**EXERCISE BRIEF**
Write down each entry again, exactly as it reads.

**DATA RECORDS**
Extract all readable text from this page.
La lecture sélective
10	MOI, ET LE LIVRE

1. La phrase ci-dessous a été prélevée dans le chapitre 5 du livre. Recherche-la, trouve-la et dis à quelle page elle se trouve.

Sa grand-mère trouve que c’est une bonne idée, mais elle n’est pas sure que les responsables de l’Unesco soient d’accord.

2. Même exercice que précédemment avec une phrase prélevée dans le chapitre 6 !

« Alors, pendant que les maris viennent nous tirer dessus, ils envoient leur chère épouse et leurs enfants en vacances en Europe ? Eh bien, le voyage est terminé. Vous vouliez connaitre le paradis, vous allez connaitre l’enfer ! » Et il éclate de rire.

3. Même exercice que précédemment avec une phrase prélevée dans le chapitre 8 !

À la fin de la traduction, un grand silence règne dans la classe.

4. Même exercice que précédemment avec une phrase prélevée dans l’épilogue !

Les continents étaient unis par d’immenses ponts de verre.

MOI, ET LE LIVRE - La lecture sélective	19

**IN RESPONSE**
Extract all readable text from this page.
La lecture sélective
10	MOI, ET LE LIVRE

1. La phrase ci-dessous a été prélevée dans le chapitre 5 du livre. Recherche-la, trouve-la et dis à quelle page elle se trouve.

Sa grand-mère trouve que c’est une bonne idée, mais elle n’est pas sure que les responsables de l’Unesco soient d’accord.

2. Même exercice que précédemment avec une phrase prélevée dans le chapitre 6 !

« Alors, pendant que les maris viennent nous tirer dessus, ils envoient leur chère épouse et leurs enfants en vacances en Europe ? Eh bien, le voyage est terminé. Vous vouliez connaitre le paradis, vous allez connaitre l’enfer ! » Et il éclate de rire.

3. Même exercice que précédemment avec une phrase prélevée dans le chapitre 8 !

À la fin de la traduction, un grand silence règne dans la classe.

4. Même exercice que précédemment avec une phrase prélevée dans l’épilogue !

Les continents étaient unis par d’immenses ponts de verre.

MOI, ET LE LIVRE - La lecture sélective	19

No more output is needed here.